*INPUT RECORDS:*

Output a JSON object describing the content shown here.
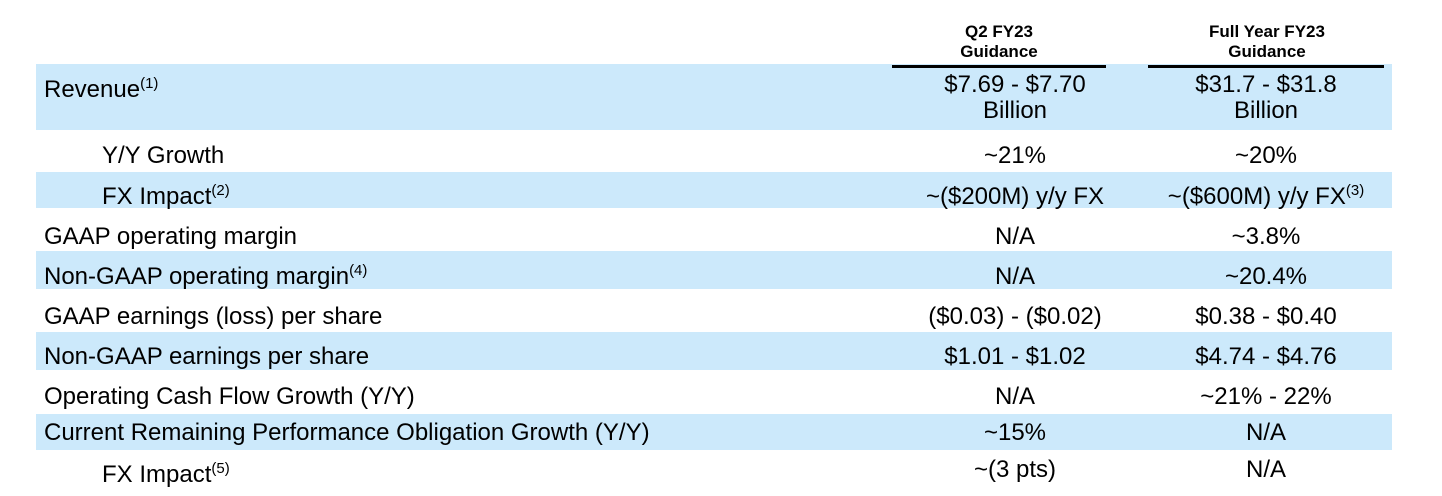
{
  "header": {
    "col1_line1": "Q2 FY23",
    "col1_line2": "Guidance",
    "col2_line1": "Full Year FY23",
    "col2_line2": "Guidance"
  },
  "rows": [
    {
      "label": "Revenue",
      "note": "(1)",
      "indent": false,
      "shaded": true,
      "q2_line1": "$7.69 - $7.70",
      "q2_line2": "Billion",
      "fy_line1": "$31.7 - $31.8",
      "fy_line2": "Billion",
      "fy_note": ""
    },
    {
      "label": "Y/Y Growth",
      "note": "",
      "indent": true,
      "shaded": false,
      "q2_line1": "~21%",
      "q2_line2": "",
      "fy_line1": "~20%",
      "fy_line2": "",
      "fy_note": ""
    },
    {
      "label": "FX Impact",
      "note": "(2)",
      "indent": true,
      "shaded": true,
      "q2_line1": "~($200M) y/y FX",
      "q2_line2": "",
      "fy_line1": "~($600M) y/y FX",
      "fy_line2": "",
      "fy_note": "(3)"
    },
    {
      "label": "GAAP operating margin",
      "note": "",
      "indent": false,
      "shaded": false,
      "q2_line1": "N/A",
      "q2_line2": "",
      "fy_line1": "~3.8%",
      "fy_line2": "",
      "fy_note": ""
    },
    {
      "label": "Non-GAAP operating margin",
      "note": "(4)",
      "indent": false,
      "shaded": true,
      "q2_line1": "N/A",
      "q2_line2": "",
      "fy_line1": "~20.4%",
      "fy_line2": "",
      "fy_note": ""
    },
    {
      "label": "GAAP earnings (loss) per share",
      "note": "",
      "indent": false,
      "shaded": false,
      "q2_line1": "($0.03) - ($0.02)",
      "q2_line2": "",
      "fy_line1": "$0.38 - $0.40",
      "fy_line2": "",
      "fy_note": ""
    },
    {
      "label": "Non-GAAP earnings per share",
      "note": "",
      "indent": false,
      "shaded": true,
      "q2_line1": "$1.01 - $1.02",
      "q2_line2": "",
      "fy_line1": "$4.74 - $4.76",
      "fy_line2": "",
      "fy_note": ""
    },
    {
      "label": "Operating Cash Flow Growth (Y/Y)",
      "note": "",
      "indent": false,
      "shaded": false,
      "q2_line1": "N/A",
      "q2_line2": "",
      "fy_line1": "~21% - 22%",
      "fy_line2": "",
      "fy_note": ""
    },
    {
      "label": "Current Remaining Performance Obligation Growth (Y/Y)",
      "note": "",
      "indent": false,
      "shaded": true,
      "q2_line1": "~15%",
      "q2_line2": "",
      "fy_line1": "N/A",
      "fy_line2": "",
      "fy_note": ""
    },
    {
      "label": "FX Impact",
      "note": "(5)",
      "indent": true,
      "shaded": false,
      "q2_line1": "~(3 pts)",
      "q2_line2": "",
      "fy_line1": "N/A",
      "fy_line2": "",
      "fy_note": ""
    }
  ],
  "colors": {
    "row_shade": "#cce9fb",
    "rule": "#000000"
  }
}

*GIVEN PROBLEM:*
Every record must be copied exactly, with the pictures left out.

*RESPONSE:*
Output a JSON object describing the content shown here.
{
  "header": {
    "col1_line1": "Q2 FY23",
    "col1_line2": "Guidance",
    "col2_line1": "Full Year FY23",
    "col2_line2": "Guidance"
  },
  "rows": [
    {
      "label": "Revenue",
      "note": "(1)",
      "indent": false,
      "shaded": true,
      "q2_line1": "$7.69 - $7.70",
      "q2_line2": "Billion",
      "fy_line1": "$31.7 - $31.8",
      "fy_line2": "Billion",
      "fy_note": ""
    },
    {
      "label": "Y/Y Growth",
      "note": "",
      "indent": true,
      "shaded": false,
      "q2_line1": "~21%",
      "q2_line2": "",
      "fy_line1": "~20%",
      "fy_line2": "",
      "fy_note": ""
    },
    {
      "label": "FX Impact",
      "note": "(2)",
      "indent": true,
      "shaded": true,
      "q2_line1": "~($200M) y/y FX",
      "q2_line2": "",
      "fy_line1": "~($600M) y/y FX",
      "fy_line2": "",
      "fy_note": "(3)"
    },
    {
      "label": "GAAP operating margin",
      "note": "",
      "indent": false,
      "shaded": false,
      "q2_line1": "N/A",
      "q2_line2": "",
      "fy_line1": "~3.8%",
      "fy_line2": "",
      "fy_note": ""
    },
    {
      "label": "Non-GAAP operating margin",
      "note": "(4)",
      "indent": false,
      "shaded": true,
      "q2_line1": "N/A",
      "q2_line2": "",
      "fy_line1": "~20.4%",
      "fy_line2": "",
      "fy_note": ""
    },
    {
      "label": "GAAP earnings (loss) per share",
      "note": "",
      "indent": false,
      "shaded": false,
      "q2_line1": "($0.03) - ($0.02)",
      "q2_line2": "",
      "fy_line1": "$0.38 - $0.40",
      "fy_line2": "",
      "fy_note": ""
    },
    {
      "label": "Non-GAAP earnings per share",
      "note": "",
      "indent": false,
      "shaded": true,
      "q2_line1": "$1.01 - $1.02",
      "q2_line2": "",
      "fy_line1": "$4.74 - $4.76",
      "fy_line2": "",
      "fy_note": ""
    },
    {
      "label": "Operating Cash Flow Growth (Y/Y)",
      "note": "",
      "indent": false,
      "shaded": false,
      "q2_line1": "N/A",
      "q2_line2": "",
      "fy_line1": "~21% - 22%",
      "fy_line2": "",
      "fy_note": ""
    },
    {
      "label": "Current Remaining Performance Obligation Growth (Y/Y)",
      "note": "",
      "indent": false,
      "shaded": true,
      "q2_line1": "~15%",
      "q2_line2": "",
      "fy_line1": "N/A",
      "fy_line2": "",
      "fy_note": ""
    },
    {
      "label": "FX Impact",
      "note": "(5)",
      "indent": true,
      "shaded": false,
      "q2_line1": "~(3 pts)",
      "q2_line2": "",
      "fy_line1": "N/A",
      "fy_line2": "",
      "fy_note": ""
    }
  ],
  "colors": {
    "row_shade": "#cce9fb",
    "rule": "#000000"
  }
}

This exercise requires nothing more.